### WORK INSTRUCTIONS:
Return each entry exactly, with none missing.

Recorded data

————

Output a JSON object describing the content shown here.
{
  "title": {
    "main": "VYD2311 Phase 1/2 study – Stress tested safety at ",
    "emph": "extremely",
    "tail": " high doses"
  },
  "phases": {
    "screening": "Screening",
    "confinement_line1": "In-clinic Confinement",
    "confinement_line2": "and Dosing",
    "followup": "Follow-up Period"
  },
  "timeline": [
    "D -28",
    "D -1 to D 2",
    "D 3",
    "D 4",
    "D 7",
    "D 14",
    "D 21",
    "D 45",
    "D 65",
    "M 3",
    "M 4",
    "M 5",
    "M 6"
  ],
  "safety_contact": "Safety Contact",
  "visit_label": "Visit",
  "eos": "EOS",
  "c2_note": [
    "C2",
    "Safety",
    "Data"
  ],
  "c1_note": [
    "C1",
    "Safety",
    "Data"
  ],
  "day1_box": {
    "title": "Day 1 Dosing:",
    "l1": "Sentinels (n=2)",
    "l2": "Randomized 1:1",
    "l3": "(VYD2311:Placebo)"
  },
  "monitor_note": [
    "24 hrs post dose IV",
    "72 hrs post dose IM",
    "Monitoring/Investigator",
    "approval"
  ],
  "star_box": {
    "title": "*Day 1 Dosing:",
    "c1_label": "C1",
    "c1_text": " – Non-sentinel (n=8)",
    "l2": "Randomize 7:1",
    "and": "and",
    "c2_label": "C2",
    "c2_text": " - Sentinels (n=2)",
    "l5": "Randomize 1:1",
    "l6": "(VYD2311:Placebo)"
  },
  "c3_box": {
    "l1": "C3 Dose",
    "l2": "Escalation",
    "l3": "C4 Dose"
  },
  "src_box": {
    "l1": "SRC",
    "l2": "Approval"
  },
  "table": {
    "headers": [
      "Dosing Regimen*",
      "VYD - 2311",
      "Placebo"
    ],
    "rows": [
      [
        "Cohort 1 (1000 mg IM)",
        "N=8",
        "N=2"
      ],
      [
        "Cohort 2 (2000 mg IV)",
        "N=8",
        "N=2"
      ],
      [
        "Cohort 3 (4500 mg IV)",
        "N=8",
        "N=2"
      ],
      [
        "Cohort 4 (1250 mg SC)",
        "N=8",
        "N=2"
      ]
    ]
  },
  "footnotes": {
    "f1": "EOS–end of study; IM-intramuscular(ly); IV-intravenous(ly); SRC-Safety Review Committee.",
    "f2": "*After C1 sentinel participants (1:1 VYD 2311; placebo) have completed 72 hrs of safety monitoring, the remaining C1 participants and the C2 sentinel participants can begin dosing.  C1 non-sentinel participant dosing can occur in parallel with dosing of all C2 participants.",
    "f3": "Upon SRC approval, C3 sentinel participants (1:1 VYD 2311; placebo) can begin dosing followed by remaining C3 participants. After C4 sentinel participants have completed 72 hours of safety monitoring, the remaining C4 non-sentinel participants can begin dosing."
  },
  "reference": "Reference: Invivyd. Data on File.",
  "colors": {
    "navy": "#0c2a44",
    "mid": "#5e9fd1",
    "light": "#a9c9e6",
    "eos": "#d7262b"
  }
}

————

### WRITTEN RESPONSE:
Output a JSON object describing the content shown here.
{
  "title": {
    "main": "VYD2311 Phase 1/2 study – Stress tested safety at ",
    "emph": "extremely",
    "tail": " high doses"
  },
  "phases": {
    "screening": "Screening",
    "confinement_line1": "In-clinic Confinement",
    "confinement_line2": "and Dosing",
    "followup": "Follow-up Period"
  },
  "timeline": [
    "D -28",
    "D -1 to D 2",
    "D 3",
    "D 4",
    "D 7",
    "D 14",
    "D 21",
    "D 45",
    "D 65",
    "M 3",
    "M 4",
    "M 5",
    "M 6"
  ],
  "safety_contact": "Safety Contact",
  "visit_label": "Visit",
  "eos": "EOS",
  "c2_note": [
    "C2",
    "Safety",
    "Data"
  ],
  "c1_note": [
    "C1",
    "Safety",
    "Data"
  ],
  "day1_box": {
    "title": "Day 1 Dosing:",
    "l1": "Sentinels (n=2)",
    "l2": "Randomized 1:1",
    "l3": "(VYD2311:Placebo)"
  },
  "monitor_note": [
    "24 hrs post dose IV",
    "72 hrs post dose IM",
    "Monitoring/Investigator",
    "approval"
  ],
  "star_box": {
    "title": "*Day 1 Dosing:",
    "c1_label": "C1",
    "c1_text": " – Non-sentinel (n=8)",
    "l2": "Randomize 7:1",
    "and": "and",
    "c2_label": "C2",
    "c2_text": " - Sentinels (n=2)",
    "l5": "Randomize 1:1",
    "l6": "(VYD2311:Placebo)"
  },
  "c3_box": {
    "l1": "C3 Dose",
    "l2": "Escalation",
    "l3": "C4 Dose"
  },
  "src_box": {
    "l1": "SRC",
    "l2": "Approval"
  },
  "table": {
    "headers": [
      "Dosing Regimen*",
      "VYD - 2311",
      "Placebo"
    ],
    "rows": [
      [
        "Cohort 1 (1000 mg IM)",
        "N=8",
        "N=2"
      ],
      [
        "Cohort 2 (2000 mg IV)",
        "N=8",
        "N=2"
      ],
      [
        "Cohort 3 (4500 mg IV)",
        "N=8",
        "N=2"
      ],
      [
        "Cohort 4 (1250 mg SC)",
        "N=8",
        "N=2"
      ]
    ]
  },
  "footnotes": {
    "f1": "EOS–end of study; IM-intramuscular(ly); IV-intravenous(ly); SRC-Safety Review Committee.",
    "f2": "*After C1 sentinel participants (1:1 VYD 2311; placebo) have completed 72 hrs of safety monitoring, the remaining C1 participants and the C2 sentinel participants can begin dosing.  C1 non-sentinel participant dosing can occur in parallel with dosing of all C2 participants.",
    "f3": "Upon SRC approval, C3 sentinel participants (1:1 VYD 2311; placebo) can begin dosing followed by remaining C3 participants. After C4 sentinel participants have completed 72 hours of safety monitoring, the remaining C4 non-sentinel participants can begin dosing."
  },
  "reference": "Reference: Invivyd. Data on File.",
  "colors": {
    "navy": "#0c2a44",
    "mid": "#5e9fd1",
    "light": "#a9c9e6",
    "eos": "#d7262b"
  }
}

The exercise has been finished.